## Figure record extracts
Start
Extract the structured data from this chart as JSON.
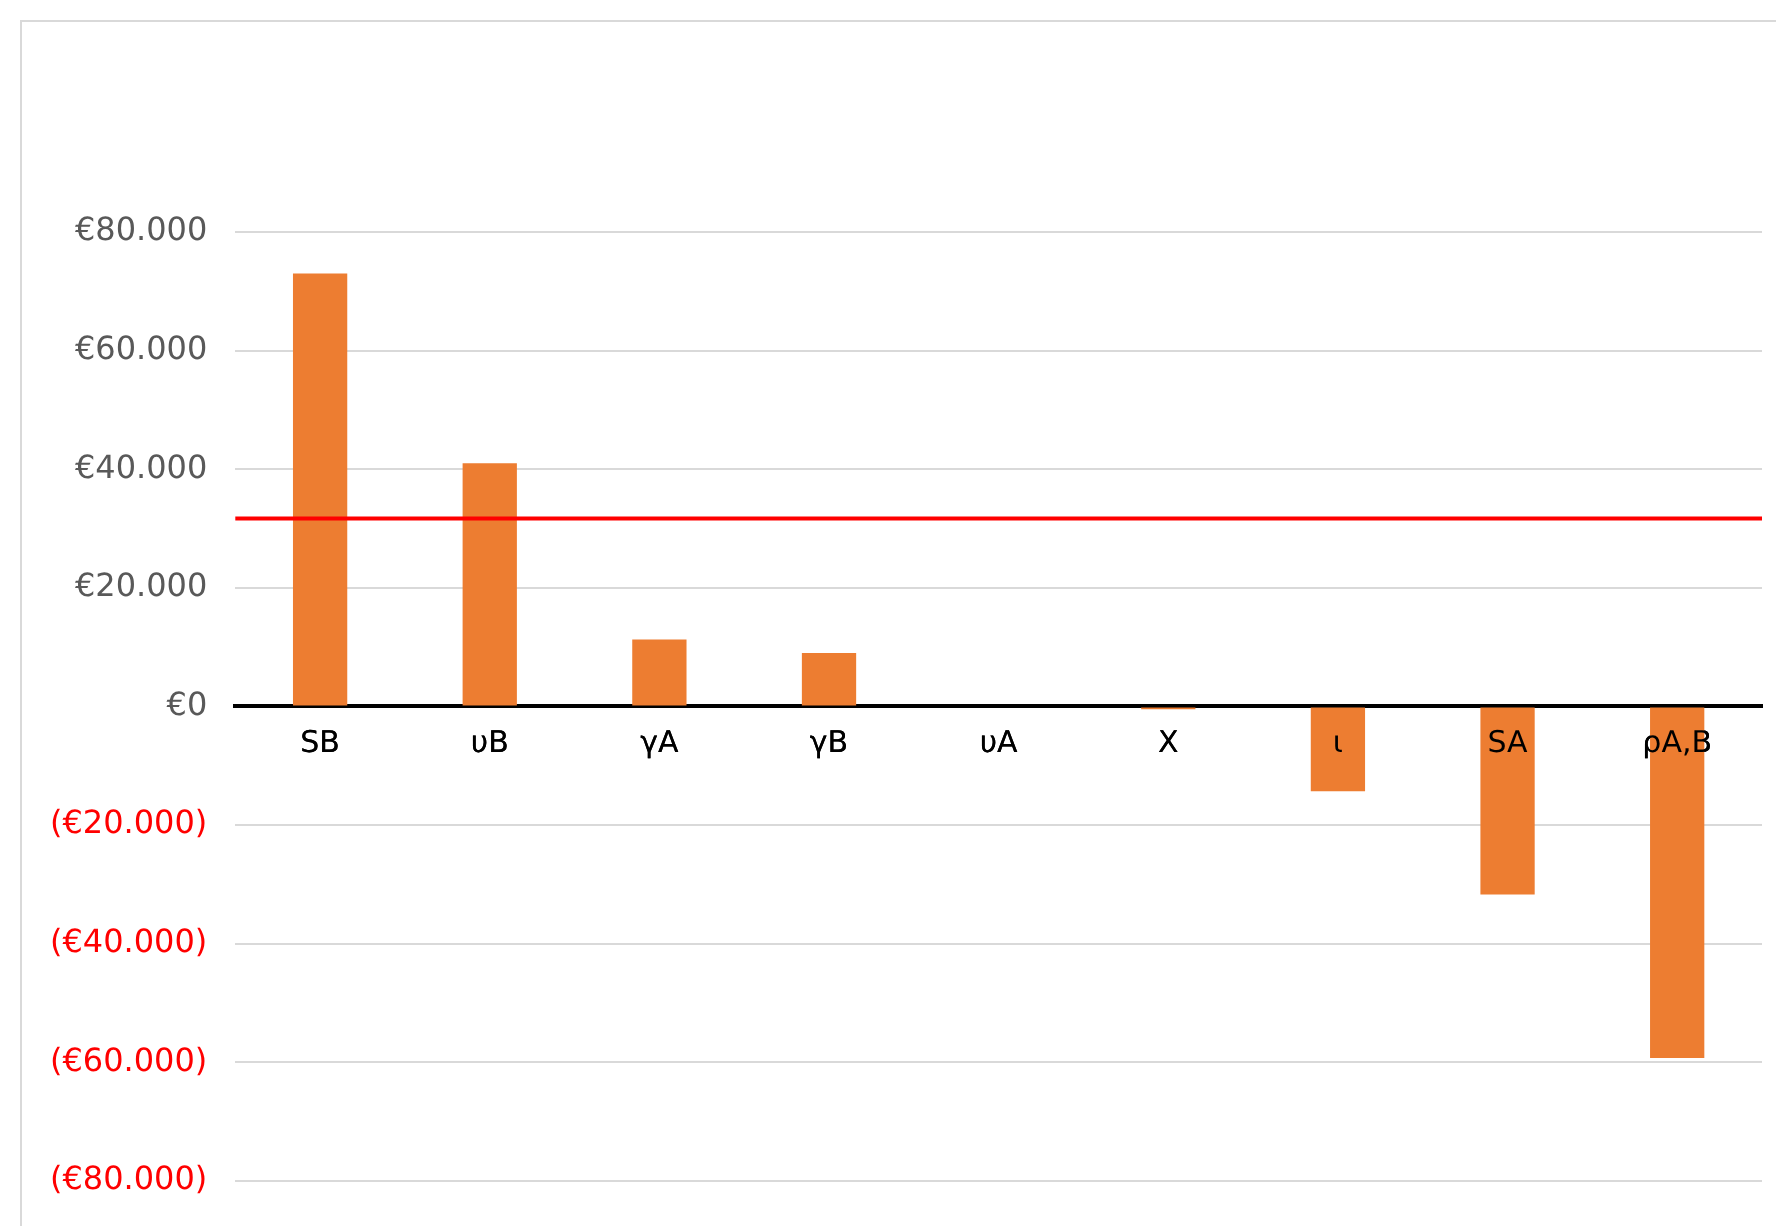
{
  "chart_data": {
    "type": "bar",
    "categories": [
      "SB",
      "υB",
      "γA",
      "γB",
      "υA",
      "X",
      "ι",
      "SA",
      "ρA,B"
    ],
    "values": [
      73000,
      41000,
      11300,
      9000,
      0,
      -500,
      -14300,
      -31700,
      -59300
    ],
    "color": "#ed7d31",
    "ylim": [
      -80000,
      80000
    ],
    "yticks": [
      {
        "value": -80000,
        "label": "(€80.000)"
      },
      {
        "value": -60000,
        "label": "(€60.000)"
      },
      {
        "value": -40000,
        "label": "(€40.000)"
      },
      {
        "value": -20000,
        "label": "(€20.000)"
      },
      {
        "value": 0,
        "label": "€0"
      },
      {
        "value": 20000,
        "label": "€20.000"
      },
      {
        "value": 40000,
        "label": "€40.000"
      },
      {
        "value": 60000,
        "label": "€60.000"
      },
      {
        "value": 80000,
        "label": "€80.000"
      }
    ],
    "ref_lines": [
      {
        "axis": "y",
        "value": 31700,
        "color": "#ff0000"
      }
    ],
    "grid": "y",
    "legend": false
  }
}
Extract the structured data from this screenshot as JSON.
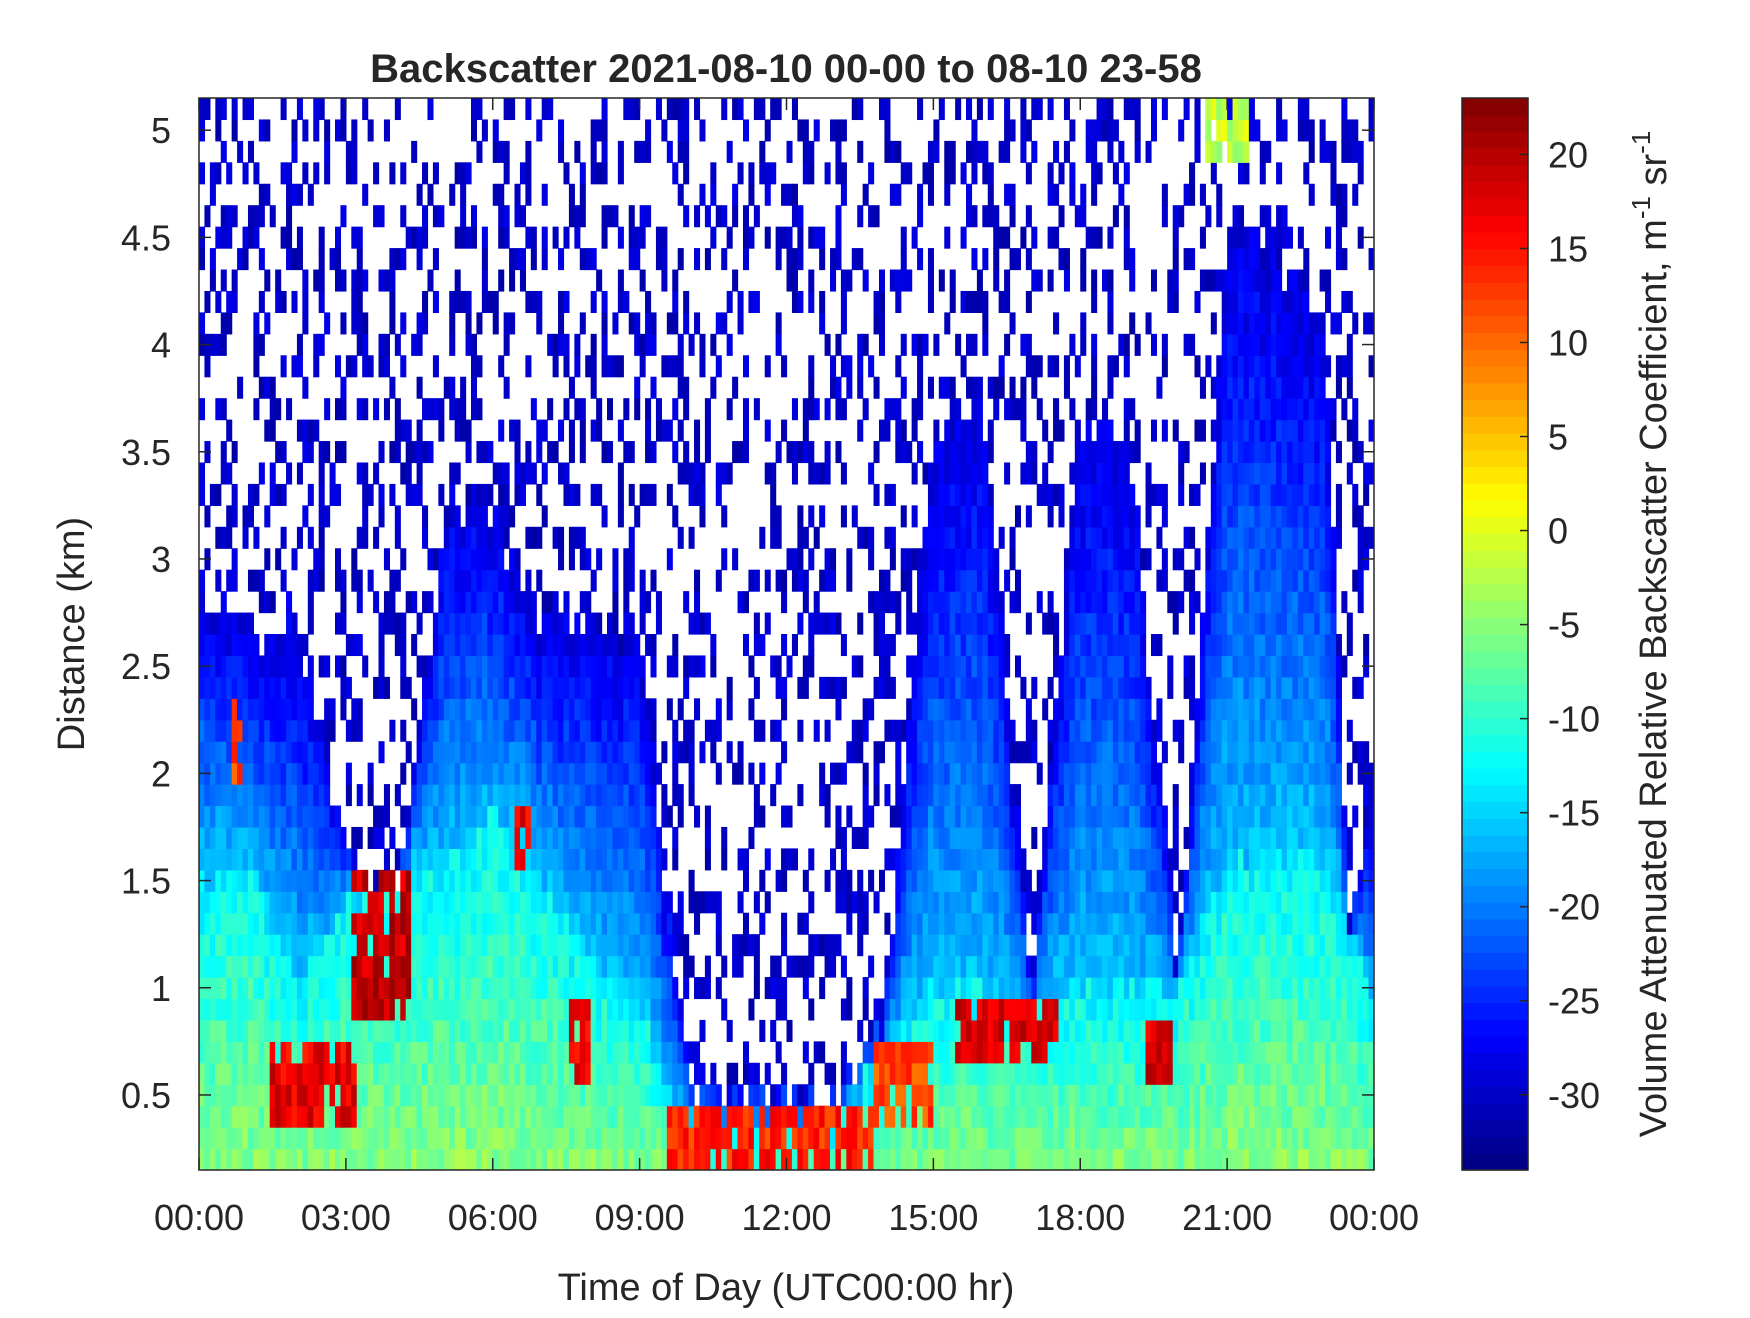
{
  "chart_data": {
    "type": "heatmap",
    "title": "Backscatter 2021-08-10 00-00 to 08-10 23-58",
    "xlabel": "Time of Day (UTC00:00 hr)",
    "ylabel": "Distance (km)",
    "colorbar_label_main": "Volume Attenuated Relative Backscatter Coefficient, m",
    "colorbar_label_sup1": "-1",
    "colorbar_label_mid": " sr",
    "colorbar_label_sup2": "-1",
    "colormap": "jet",
    "xlim_hours": [
      0,
      24
    ],
    "ylim_km": [
      0.15,
      5.15
    ],
    "clim": [
      -34,
      23
    ],
    "grid": false,
    "x_ticks": [
      {
        "value": 0,
        "label": "00:00"
      },
      {
        "value": 3,
        "label": "03:00"
      },
      {
        "value": 6,
        "label": "06:00"
      },
      {
        "value": 9,
        "label": "09:00"
      },
      {
        "value": 12,
        "label": "12:00"
      },
      {
        "value": 15,
        "label": "15:00"
      },
      {
        "value": 18,
        "label": "18:00"
      },
      {
        "value": 21,
        "label": "21:00"
      },
      {
        "value": 24,
        "label": "00:00"
      }
    ],
    "y_ticks": [
      {
        "value": 0.5,
        "label": "0.5"
      },
      {
        "value": 1,
        "label": "1"
      },
      {
        "value": 1.5,
        "label": "1.5"
      },
      {
        "value": 2,
        "label": "2"
      },
      {
        "value": 2.5,
        "label": "2.5"
      },
      {
        "value": 3,
        "label": "3"
      },
      {
        "value": 3.5,
        "label": "3.5"
      },
      {
        "value": 4,
        "label": "4"
      },
      {
        "value": 4.5,
        "label": "4.5"
      },
      {
        "value": 5,
        "label": "5"
      }
    ],
    "colorbar_ticks": [
      {
        "value": 20,
        "label": "20"
      },
      {
        "value": 15,
        "label": "15"
      },
      {
        "value": 10,
        "label": "10"
      },
      {
        "value": 5,
        "label": "5"
      },
      {
        "value": 0,
        "label": "0"
      },
      {
        "value": -5,
        "label": "-5"
      },
      {
        "value": -10,
        "label": "-10"
      },
      {
        "value": -15,
        "label": "-15"
      },
      {
        "value": -20,
        "label": "-20"
      },
      {
        "value": -25,
        "label": "-25"
      },
      {
        "value": -30,
        "label": "-30"
      }
    ],
    "features": {
      "boundary_layer_top_km": [
        [
          0,
          2.8
        ],
        [
          1,
          2.7
        ],
        [
          2,
          2.7
        ],
        [
          3,
          1.6
        ],
        [
          4,
          1.3
        ],
        [
          5,
          3.2
        ],
        [
          6,
          3.2
        ],
        [
          7,
          2.7
        ],
        [
          8,
          2.8
        ],
        [
          9,
          2.6
        ],
        [
          10,
          0.5
        ],
        [
          11,
          0.5
        ],
        [
          12,
          0.5
        ],
        [
          13,
          0.5
        ],
        [
          14,
          0.9
        ],
        [
          15,
          3.6
        ],
        [
          16,
          3.7
        ],
        [
          17,
          1.0
        ],
        [
          18,
          3.6
        ],
        [
          19,
          3.6
        ],
        [
          20,
          1.0
        ],
        [
          21,
          4.6
        ],
        [
          22,
          4.4
        ],
        [
          23,
          4.2
        ],
        [
          23.5,
          1.2
        ],
        [
          24,
          2.0
        ]
      ],
      "aerosol_layer_top_km": [
        [
          0,
          1.5
        ],
        [
          1,
          1.6
        ],
        [
          2,
          1.0
        ],
        [
          3,
          1.4
        ],
        [
          4,
          1.5
        ],
        [
          5,
          1.6
        ],
        [
          6,
          1.8
        ],
        [
          7,
          1.5
        ],
        [
          8,
          1.1
        ],
        [
          9,
          0.9
        ],
        [
          10,
          0.35
        ],
        [
          11,
          0.35
        ],
        [
          12,
          0.35
        ],
        [
          13,
          0.35
        ],
        [
          14,
          0.7
        ],
        [
          15,
          1.0
        ],
        [
          16,
          1.0
        ],
        [
          17,
          0.9
        ],
        [
          18,
          1.0
        ],
        [
          19,
          1.0
        ],
        [
          20,
          1.0
        ],
        [
          21,
          1.6
        ],
        [
          22,
          1.6
        ],
        [
          23,
          1.6
        ],
        [
          24,
          0.9
        ]
      ],
      "strong_echo_layers": [
        {
          "t_start": 3.1,
          "t_end": 4.3,
          "z_bottom": 0.9,
          "z_top": 1.5,
          "value": 19
        },
        {
          "t_start": 1.5,
          "t_end": 3.2,
          "z_bottom": 0.4,
          "z_top": 0.75,
          "value": 17
        },
        {
          "t_start": 9.6,
          "t_end": 13.8,
          "z_bottom": 0.15,
          "z_top": 0.45,
          "value": 14
        },
        {
          "t_start": 13.8,
          "t_end": 15.0,
          "z_bottom": 0.35,
          "z_top": 0.75,
          "value": 12
        },
        {
          "t_start": 15.5,
          "t_end": 17.6,
          "z_bottom": 0.65,
          "z_top": 0.95,
          "value": 18
        },
        {
          "t_start": 19.3,
          "t_end": 19.9,
          "z_bottom": 0.6,
          "z_top": 0.8,
          "value": 18
        },
        {
          "t_start": 6.4,
          "t_end": 6.8,
          "z_bottom": 1.6,
          "z_top": 1.85,
          "value": 17
        },
        {
          "t_start": 7.6,
          "t_end": 8.0,
          "z_bottom": 0.6,
          "z_top": 0.95,
          "value": 17
        },
        {
          "t_start": 0.7,
          "t_end": 0.9,
          "z_bottom": 2.0,
          "z_top": 2.35,
          "value": 12
        },
        {
          "t_start": 20.6,
          "t_end": 21.4,
          "z_bottom": 4.9,
          "z_top": 5.15,
          "value": -2
        }
      ]
    }
  }
}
End
## Short problem
Return each line from the material above exactly, but not the pictures.

## Answer below
Extract the structured data from this chart as JSON.
{
  "chart_data": {
    "type": "bar",
    "categories": [
      "SB",
      "υB",
      "γA",
      "γB",
      "υA",
      "X",
      "ι",
      "SA",
      "ρA,B"
    ],
    "values": [
      73000,
      41000,
      11300,
      9000,
      0,
      -500,
      -14300,
      -31700,
      -59300
    ],
    "color": "#ed7d31",
    "ylim": [
      -80000,
      80000
    ],
    "yticks": [
      {
        "value": -80000,
        "label": "(€80.000)"
      },
      {
        "value": -60000,
        "label": "(€60.000)"
      },
      {
        "value": -40000,
        "label": "(€40.000)"
      },
      {
        "value": -20000,
        "label": "(€20.000)"
      },
      {
        "value": 0,
        "label": "€0"
      },
      {
        "value": 20000,
        "label": "€20.000"
      },
      {
        "value": 40000,
        "label": "€40.000"
      },
      {
        "value": 60000,
        "label": "€60.000"
      },
      {
        "value": 80000,
        "label": "€80.000"
      }
    ],
    "ref_lines": [
      {
        "axis": "y",
        "value": 31700,
        "color": "#ff0000"
      }
    ],
    "grid": "y",
    "legend": false
  }
}
Extract the structured data from this screenshot as JSON.
{
  "chart_data": {
    "type": "heatmap",
    "title": "Backscatter 2021-08-10 00-00 to 08-10 23-58",
    "xlabel": "Time of Day (UTC00:00 hr)",
    "ylabel": "Distance (km)",
    "colorbar_label_main": "Volume Attenuated Relative Backscatter Coefficient, m",
    "colorbar_label_sup1": "-1",
    "colorbar_label_mid": " sr",
    "colorbar_label_sup2": "-1",
    "colormap": "jet",
    "xlim_hours": [
      0,
      24
    ],
    "ylim_km": [
      0.15,
      5.15
    ],
    "clim": [
      -34,
      23
    ],
    "grid": false,
    "x_ticks": [
      {
        "value": 0,
        "label": "00:00"
      },
      {
        "value": 3,
        "label": "03:00"
      },
      {
        "value": 6,
        "label": "06:00"
      },
      {
        "value": 9,
        "label": "09:00"
      },
      {
        "value": 12,
        "label": "12:00"
      },
      {
        "value": 15,
        "label": "15:00"
      },
      {
        "value": 18,
        "label": "18:00"
      },
      {
        "value": 21,
        "label": "21:00"
      },
      {
        "value": 24,
        "label": "00:00"
      }
    ],
    "y_ticks": [
      {
        "value": 0.5,
        "label": "0.5"
      },
      {
        "value": 1,
        "label": "1"
      },
      {
        "value": 1.5,
        "label": "1.5"
      },
      {
        "value": 2,
        "label": "2"
      },
      {
        "value": 2.5,
        "label": "2.5"
      },
      {
        "value": 3,
        "label": "3"
      },
      {
        "value": 3.5,
        "label": "3.5"
      },
      {
        "value": 4,
        "label": "4"
      },
      {
        "value": 4.5,
        "label": "4.5"
      },
      {
        "value": 5,
        "label": "5"
      }
    ],
    "colorbar_ticks": [
      {
        "value": 20,
        "label": "20"
      },
      {
        "value": 15,
        "label": "15"
      },
      {
        "value": 10,
        "label": "10"
      },
      {
        "value": 5,
        "label": "5"
      },
      {
        "value": 0,
        "label": "0"
      },
      {
        "value": -5,
        "label": "-5"
      },
      {
        "value": -10,
        "label": "-10"
      },
      {
        "value": -15,
        "label": "-15"
      },
      {
        "value": -20,
        "label": "-20"
      },
      {
        "value": -25,
        "label": "-25"
      },
      {
        "value": -30,
        "label": "-30"
      }
    ],
    "features": {
      "boundary_layer_top_km": [
        [
          0,
          2.8
        ],
        [
          1,
          2.7
        ],
        [
          2,
          2.7
        ],
        [
          3,
          1.6
        ],
        [
          4,
          1.3
        ],
        [
          5,
          3.2
        ],
        [
          6,
          3.2
        ],
        [
          7,
          2.7
        ],
        [
          8,
          2.8
        ],
        [
          9,
          2.6
        ],
        [
          10,
          0.5
        ],
        [
          11,
          0.5
        ],
        [
          12,
          0.5
        ],
        [
          13,
          0.5
        ],
        [
          14,
          0.9
        ],
        [
          15,
          3.6
        ],
        [
          16,
          3.7
        ],
        [
          17,
          1.0
        ],
        [
          18,
          3.6
        ],
        [
          19,
          3.6
        ],
        [
          20,
          1.0
        ],
        [
          21,
          4.6
        ],
        [
          22,
          4.4
        ],
        [
          23,
          4.2
        ],
        [
          23.5,
          1.2
        ],
        [
          24,
          2.0
        ]
      ],
      "aerosol_layer_top_km": [
        [
          0,
          1.5
        ],
        [
          1,
          1.6
        ],
        [
          2,
          1.0
        ],
        [
          3,
          1.4
        ],
        [
          4,
          1.5
        ],
        [
          5,
          1.6
        ],
        [
          6,
          1.8
        ],
        [
          7,
          1.5
        ],
        [
          8,
          1.1
        ],
        [
          9,
          0.9
        ],
        [
          10,
          0.35
        ],
        [
          11,
          0.35
        ],
        [
          12,
          0.35
        ],
        [
          13,
          0.35
        ],
        [
          14,
          0.7
        ],
        [
          15,
          1.0
        ],
        [
          16,
          1.0
        ],
        [
          17,
          0.9
        ],
        [
          18,
          1.0
        ],
        [
          19,
          1.0
        ],
        [
          20,
          1.0
        ],
        [
          21,
          1.6
        ],
        [
          22,
          1.6
        ],
        [
          23,
          1.6
        ],
        [
          24,
          0.9
        ]
      ],
      "strong_echo_layers": [
        {
          "t_start": 3.1,
          "t_end": 4.3,
          "z_bottom": 0.9,
          "z_top": 1.5,
          "value": 19
        },
        {
          "t_start": 1.5,
          "t_end": 3.2,
          "z_bottom": 0.4,
          "z_top": 0.75,
          "value": 17
        },
        {
          "t_start": 9.6,
          "t_end": 13.8,
          "z_bottom": 0.15,
          "z_top": 0.45,
          "value": 14
        },
        {
          "t_start": 13.8,
          "t_end": 15.0,
          "z_bottom": 0.35,
          "z_top": 0.75,
          "value": 12
        },
        {
          "t_start": 15.5,
          "t_end": 17.6,
          "z_bottom": 0.65,
          "z_top": 0.95,
          "value": 18
        },
        {
          "t_start": 19.3,
          "t_end": 19.9,
          "z_bottom": 0.6,
          "z_top": 0.8,
          "value": 18
        },
        {
          "t_start": 6.4,
          "t_end": 6.8,
          "z_bottom": 1.6,
          "z_top": 1.85,
          "value": 17
        },
        {
          "t_start": 7.6,
          "t_end": 8.0,
          "z_bottom": 0.6,
          "z_top": 0.95,
          "value": 17
        },
        {
          "t_start": 0.7,
          "t_end": 0.9,
          "z_bottom": 2.0,
          "z_top": 2.35,
          "value": 12
        },
        {
          "t_start": 20.6,
          "t_end": 21.4,
          "z_bottom": 4.9,
          "z_top": 5.15,
          "value": -2
        }
      ]
    }
  }
}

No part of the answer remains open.